*RECORD EXCERPTS:*
════

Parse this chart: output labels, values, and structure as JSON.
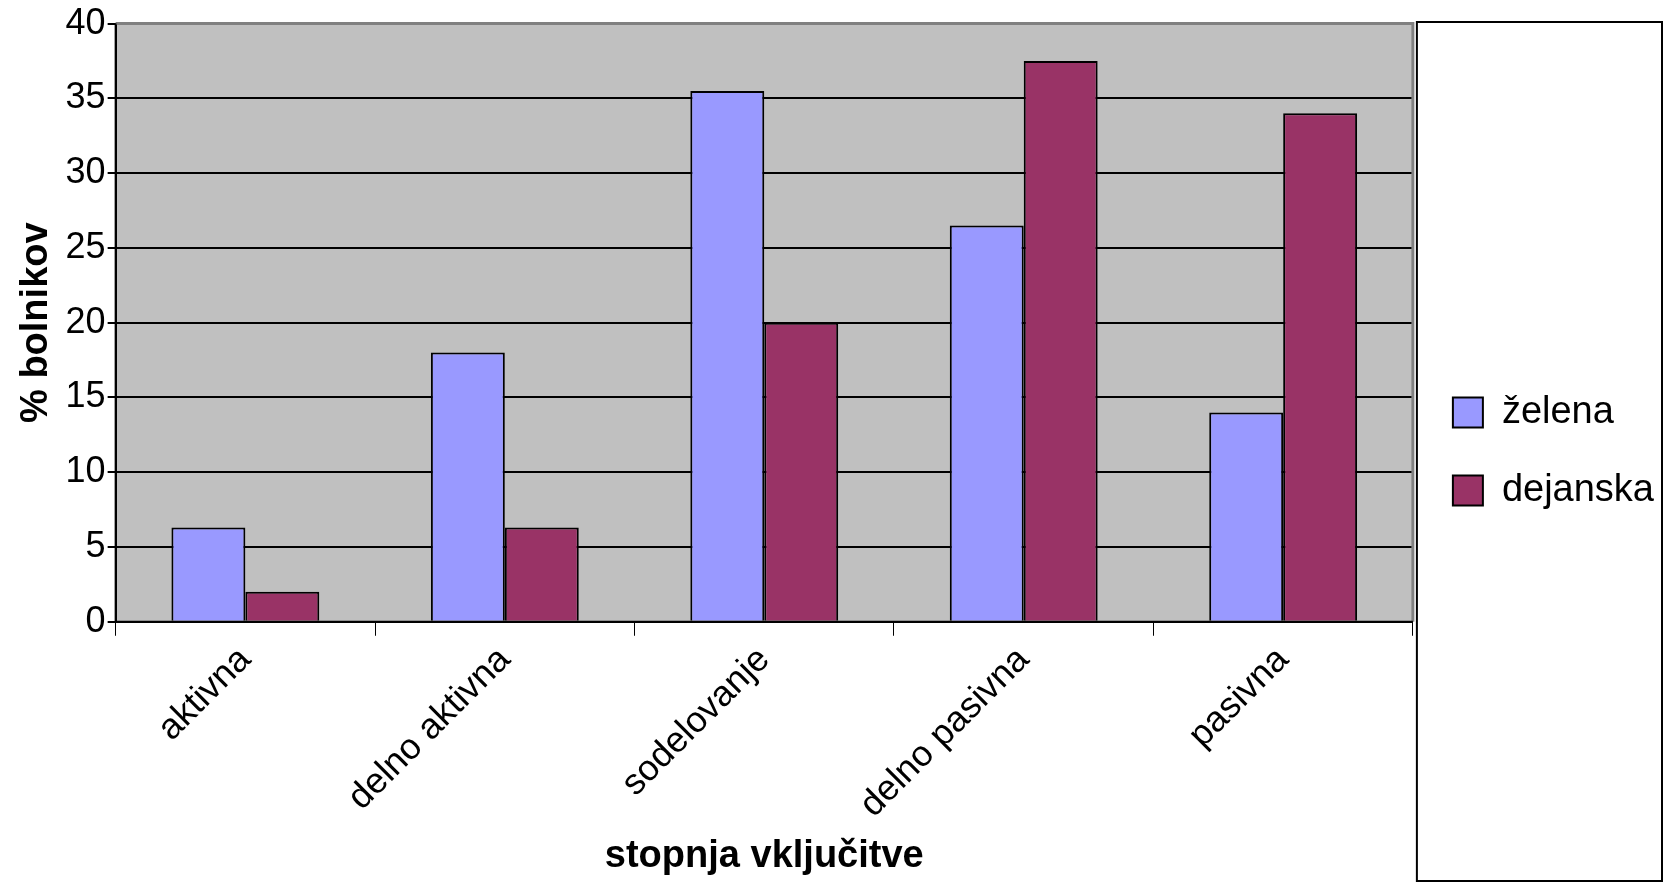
{
  "chart_data": {
    "type": "bar",
    "xlabel": "stopnja vključitve",
    "ylabel": "% bolnikov",
    "categories": [
      "aktivna",
      "delno aktivna",
      "sodelovanje",
      "delno pasivna",
      "pasivna"
    ],
    "series": [
      {
        "name": "želena",
        "color": "#9999ff",
        "values": [
          6.3,
          18,
          35.5,
          26.5,
          14
        ]
      },
      {
        "name": "dejanska",
        "color": "#993366",
        "values": [
          2,
          6.3,
          20,
          37.5,
          34
        ]
      }
    ],
    "ylim": [
      0,
      40
    ],
    "yticks": [
      0,
      5,
      10,
      15,
      20,
      25,
      30,
      35,
      40
    ],
    "grid": "y",
    "legend": "right"
  }
}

════

*YOUR GOAL:*
Copy out every line of the material above exactly, skipping the pictures.

*EXERCISE SOLUTION:*
Parse this chart: output labels, values, and structure as JSON.
{
  "chart_data": {
    "type": "bar",
    "xlabel": "stopnja vključitve",
    "ylabel": "% bolnikov",
    "categories": [
      "aktivna",
      "delno aktivna",
      "sodelovanje",
      "delno pasivna",
      "pasivna"
    ],
    "series": [
      {
        "name": "želena",
        "color": "#9999ff",
        "values": [
          6.3,
          18,
          35.5,
          26.5,
          14
        ]
      },
      {
        "name": "dejanska",
        "color": "#993366",
        "values": [
          2,
          6.3,
          20,
          37.5,
          34
        ]
      }
    ],
    "ylim": [
      0,
      40
    ],
    "yticks": [
      0,
      5,
      10,
      15,
      20,
      25,
      30,
      35,
      40
    ],
    "grid": "y",
    "legend": "right"
  }
}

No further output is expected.